Вся жестокость битвы на измор в этих двух цифрах. Это яростное со­противление, говорящее о высоком боевом духе большинства респу­бликанских бойцов и собранности командного состава, приводило в отчаяние покровителей Франко фюрера и дуче. Они удвоили по­ставки оружия мятежникам, а те продвигались по 150 метров в день!

Шторер, посол гитлеровского Третьего рейха в Бургосе, с го­речью констатировал в этой связи в своей депеше от 19 сентября в адрес Вильгельмштрассе:

«Вопреки всем прогнозам наступление националистов... до сих пор не увенчалось успехом... Первая попытка окружения пол­ностью потерпела поражение, в то время как очень мощные фрон­тальные атаки увенчались незначи­тельными территориальными за­хватами... Потери Франко должны быть очень высокими. Военное по­ложение пока что может быть оха­рактеризовано как весьма неудо­влетворительное...»

+ + + + + + +

— ЗАДАНИЯ —
#1 Перепечатайте из текста о наступлении Франко фрагмент между словами «Вся жестокость битвы» и «метров в день!» включительно.
#2 Ответьте по тексту о наступлении Франко:
(а) На сколько метров в день продвигались мятежники?
(б) Кто был послом Третьего рейха в Бургосе?
(в) Какой датой помечена депеша посла?

— ВЫДЕРЖКИ ИЗ ЛИСТИНГА —
+ + + + + + +

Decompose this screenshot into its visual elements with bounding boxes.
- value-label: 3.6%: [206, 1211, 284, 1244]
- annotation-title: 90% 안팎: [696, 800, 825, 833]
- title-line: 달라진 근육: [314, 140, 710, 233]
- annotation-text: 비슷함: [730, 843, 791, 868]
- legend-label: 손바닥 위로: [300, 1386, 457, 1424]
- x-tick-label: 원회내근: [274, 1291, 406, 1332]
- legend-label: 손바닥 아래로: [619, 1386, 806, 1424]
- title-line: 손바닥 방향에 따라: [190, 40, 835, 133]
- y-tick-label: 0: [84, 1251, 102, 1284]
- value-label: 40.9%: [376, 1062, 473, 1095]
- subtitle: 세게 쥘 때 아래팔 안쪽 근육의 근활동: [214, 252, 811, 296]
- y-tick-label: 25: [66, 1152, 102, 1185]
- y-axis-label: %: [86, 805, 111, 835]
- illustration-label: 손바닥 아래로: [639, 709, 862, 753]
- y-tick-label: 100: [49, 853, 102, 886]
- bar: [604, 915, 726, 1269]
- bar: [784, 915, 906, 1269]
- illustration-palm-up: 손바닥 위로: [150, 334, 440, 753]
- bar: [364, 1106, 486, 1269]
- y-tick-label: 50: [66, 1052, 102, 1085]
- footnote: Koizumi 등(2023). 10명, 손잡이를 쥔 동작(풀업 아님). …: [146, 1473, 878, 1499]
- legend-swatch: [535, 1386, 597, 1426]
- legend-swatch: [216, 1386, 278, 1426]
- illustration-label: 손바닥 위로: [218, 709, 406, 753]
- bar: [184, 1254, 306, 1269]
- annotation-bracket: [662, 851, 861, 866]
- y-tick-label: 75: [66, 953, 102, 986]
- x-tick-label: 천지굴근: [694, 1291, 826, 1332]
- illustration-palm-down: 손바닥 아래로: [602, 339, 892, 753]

+ + + + + + +

— ОТВЕТЫ К ЗАДАНИЯМ —
#1
Вся жестокость битвы на измор в этих двух цифрах. Это яростное со­противление, говорящее о высоком боевом духе большинства респу­бликанских бойцов и собранности командного состава, приводило в отчаяние покровителей Франко фюрера и дуче. Они удвоили по­ставки оружия мятежникам, а те продвигались по 150 метров в день!

#2
(а) На 150 метров.
(б) Шторер.
(в) 19 сентября.